▶ _Challenge_
Using the records below, locate all lines containing "respondents" and return them.

▶ _Material provided_
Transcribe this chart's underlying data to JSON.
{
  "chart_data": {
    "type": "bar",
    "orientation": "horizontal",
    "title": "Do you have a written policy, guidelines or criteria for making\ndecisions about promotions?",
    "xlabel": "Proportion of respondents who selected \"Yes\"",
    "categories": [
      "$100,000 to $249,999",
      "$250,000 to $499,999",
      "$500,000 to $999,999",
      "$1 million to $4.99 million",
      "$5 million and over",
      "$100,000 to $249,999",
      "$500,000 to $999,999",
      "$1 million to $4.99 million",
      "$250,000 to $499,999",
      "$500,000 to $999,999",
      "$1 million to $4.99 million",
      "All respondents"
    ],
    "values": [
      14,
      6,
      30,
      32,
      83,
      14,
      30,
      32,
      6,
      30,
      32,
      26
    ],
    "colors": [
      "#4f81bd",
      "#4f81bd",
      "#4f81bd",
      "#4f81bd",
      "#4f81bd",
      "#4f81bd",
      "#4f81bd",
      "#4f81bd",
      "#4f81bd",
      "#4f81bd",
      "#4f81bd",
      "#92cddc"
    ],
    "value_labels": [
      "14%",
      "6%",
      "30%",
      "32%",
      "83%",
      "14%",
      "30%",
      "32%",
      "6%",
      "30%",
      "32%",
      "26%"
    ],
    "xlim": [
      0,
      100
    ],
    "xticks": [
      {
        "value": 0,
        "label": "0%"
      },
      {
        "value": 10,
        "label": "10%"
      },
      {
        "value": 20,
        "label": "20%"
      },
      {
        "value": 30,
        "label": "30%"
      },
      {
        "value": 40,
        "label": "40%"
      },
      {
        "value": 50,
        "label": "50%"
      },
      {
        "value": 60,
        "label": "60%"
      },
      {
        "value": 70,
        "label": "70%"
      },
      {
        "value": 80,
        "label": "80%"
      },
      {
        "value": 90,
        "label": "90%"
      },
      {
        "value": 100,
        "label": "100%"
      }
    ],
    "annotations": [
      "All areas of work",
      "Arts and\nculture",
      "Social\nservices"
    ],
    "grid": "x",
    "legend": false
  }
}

▶ _Answer for this exercise_
    "xlabel": "Proportion of respondents who selected \"Yes\"",
      "All respondents"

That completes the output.